_Exercise details_: Output each entry verbatim and exclude every picture from it.

_Exercise material_:
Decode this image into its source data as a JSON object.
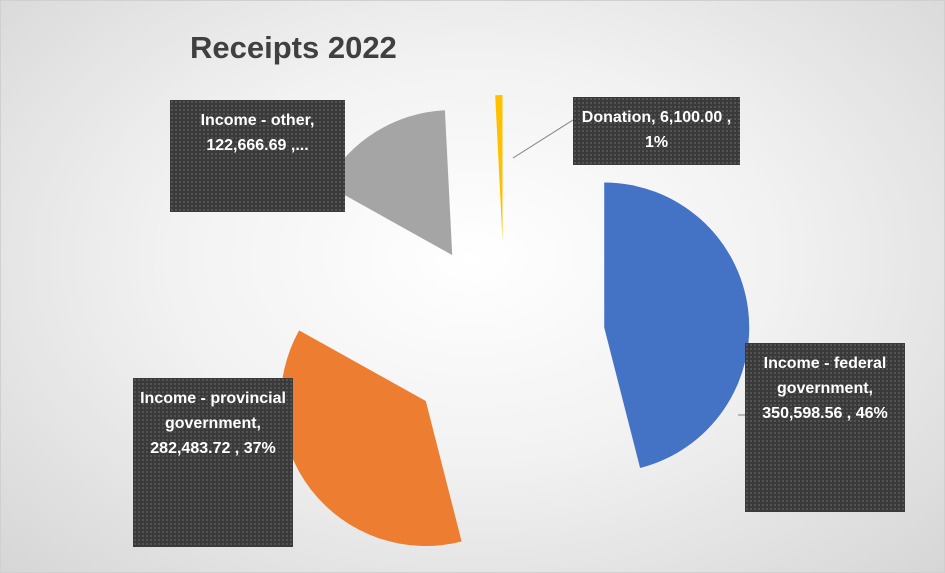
{
  "chart_data": {
    "type": "pie",
    "title": "Receipts 2022",
    "categories": [
      "Income - federal government",
      "Income - provincial government",
      "Income - other",
      "Donation"
    ],
    "values": [
      350598.56,
      282483.72,
      122666.69,
      6100
    ],
    "value_labels": [
      "Income - federal government, 350,598.56 , 46%",
      "Income - provincial government, 282,483.72 , 37%",
      "Income - other, 122,666.69 ,...",
      "Donation, 6,100.00 , 1%"
    ],
    "colors": [
      "#4472c4",
      "#ed7d31",
      "#a5a5a5",
      "#ffc000"
    ],
    "exploded": true
  }
}
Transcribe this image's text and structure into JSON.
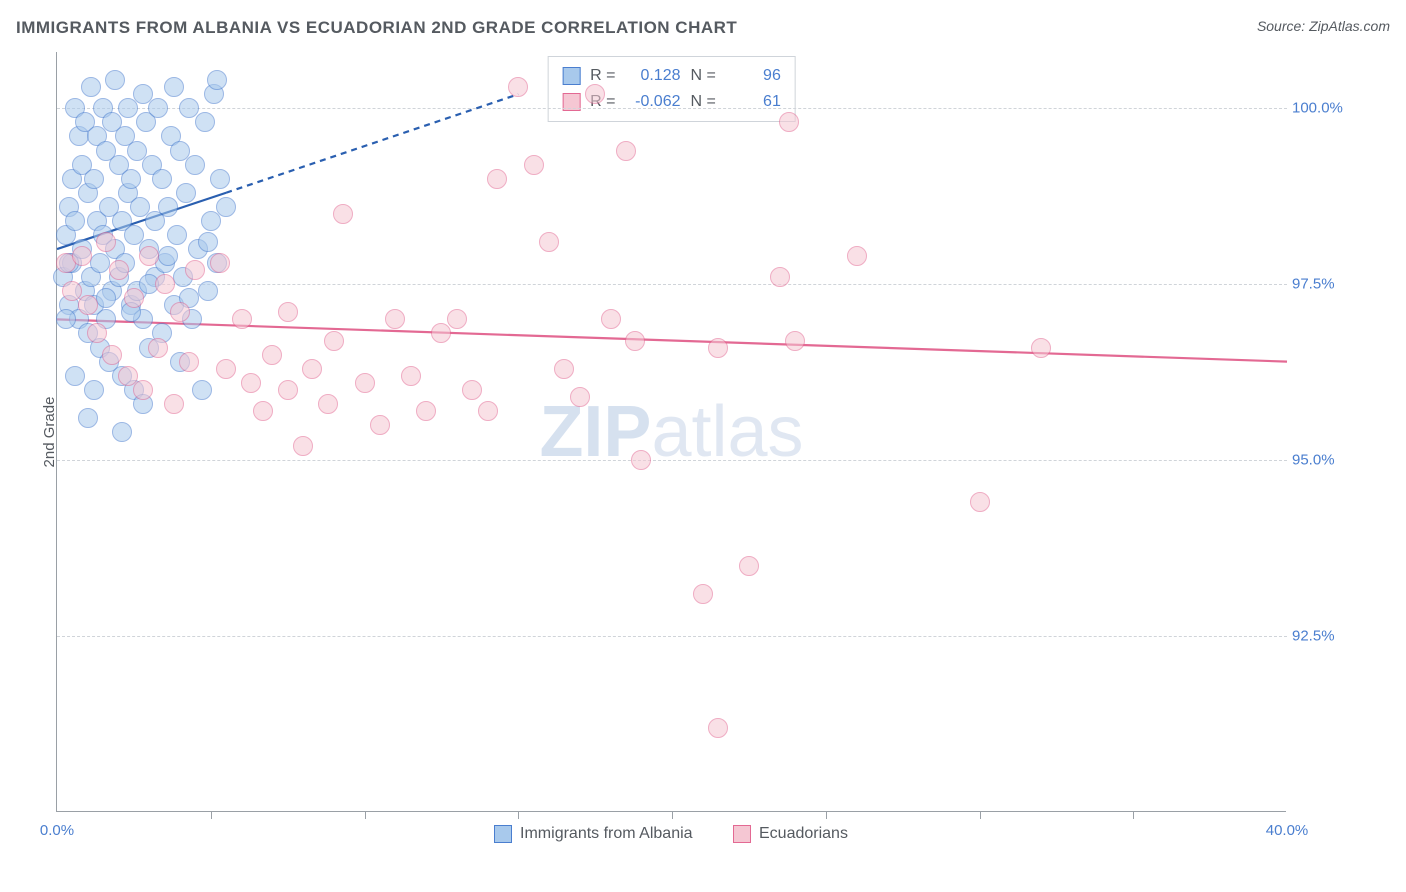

_Written response_:
Decode this image into its source data as a JSON object.
{
  "chart_data": {
    "type": "pie",
    "title": "Receipts 2022",
    "categories": [
      "Income - federal government",
      "Income - provincial government",
      "Income - other",
      "Donation"
    ],
    "values": [
      350598.56,
      282483.72,
      122666.69,
      6100
    ],
    "value_labels": [
      "Income - federal government, 350,598.56 , 46%",
      "Income - provincial government, 282,483.72 , 37%",
      "Income - other, 122,666.69 ,...",
      "Donation, 6,100.00 , 1%"
    ],
    "colors": [
      "#4472c4",
      "#ed7d31",
      "#a5a5a5",
      "#ffc000"
    ],
    "exploded": true
  }
}
Transcribe this image's text and structure into JSON.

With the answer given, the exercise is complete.